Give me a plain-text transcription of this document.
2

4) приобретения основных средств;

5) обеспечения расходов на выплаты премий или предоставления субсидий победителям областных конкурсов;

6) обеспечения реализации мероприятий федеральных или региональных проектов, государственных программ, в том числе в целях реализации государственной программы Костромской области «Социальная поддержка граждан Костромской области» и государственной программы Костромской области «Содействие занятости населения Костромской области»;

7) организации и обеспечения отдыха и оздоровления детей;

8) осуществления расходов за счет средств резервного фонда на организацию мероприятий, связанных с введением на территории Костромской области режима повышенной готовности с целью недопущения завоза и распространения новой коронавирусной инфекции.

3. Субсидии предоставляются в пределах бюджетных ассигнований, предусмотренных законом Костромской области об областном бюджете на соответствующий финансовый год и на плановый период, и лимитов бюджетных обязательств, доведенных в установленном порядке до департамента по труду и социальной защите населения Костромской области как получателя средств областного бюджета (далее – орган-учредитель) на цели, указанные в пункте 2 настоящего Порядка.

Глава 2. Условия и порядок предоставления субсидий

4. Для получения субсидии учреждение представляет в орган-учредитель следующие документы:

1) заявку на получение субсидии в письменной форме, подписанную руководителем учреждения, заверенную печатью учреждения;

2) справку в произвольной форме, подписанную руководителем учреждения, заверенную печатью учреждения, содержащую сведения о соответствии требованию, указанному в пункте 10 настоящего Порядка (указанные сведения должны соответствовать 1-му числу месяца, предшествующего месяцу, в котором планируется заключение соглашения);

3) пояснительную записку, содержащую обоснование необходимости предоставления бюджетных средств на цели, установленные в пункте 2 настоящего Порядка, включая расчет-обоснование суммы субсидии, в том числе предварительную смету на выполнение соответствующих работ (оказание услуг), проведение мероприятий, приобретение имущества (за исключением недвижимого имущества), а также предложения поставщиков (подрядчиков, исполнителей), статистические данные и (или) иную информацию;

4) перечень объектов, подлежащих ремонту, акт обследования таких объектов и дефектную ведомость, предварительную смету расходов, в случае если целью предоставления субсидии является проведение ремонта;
———
**Problem**
Gather every line from the entries above where the word "предварительную" appears, and copy them.

**Task output**
3) пояснительную записку, содержащую обоснование необходимости предоставления бюджетных средств на цели, установленные в пункте 2 настоящего Порядка, включая расчет-обоснование суммы субсидии, в том числе предварительную смету на выполнение соответствующих работ (оказание услуг), проведение мероприятий, приобретение имущества (за исключением недвижимого имущества), а также предложения поставщиков (подрядчиков, исполнителей), статистические данные и (или) иную информацию;
4) перечень объектов, подлежащих ремонту, акт обследования таких объектов и дефектную ведомость, предварительную смету расходов, в случае если целью предоставления субсидии является проведение ремонта;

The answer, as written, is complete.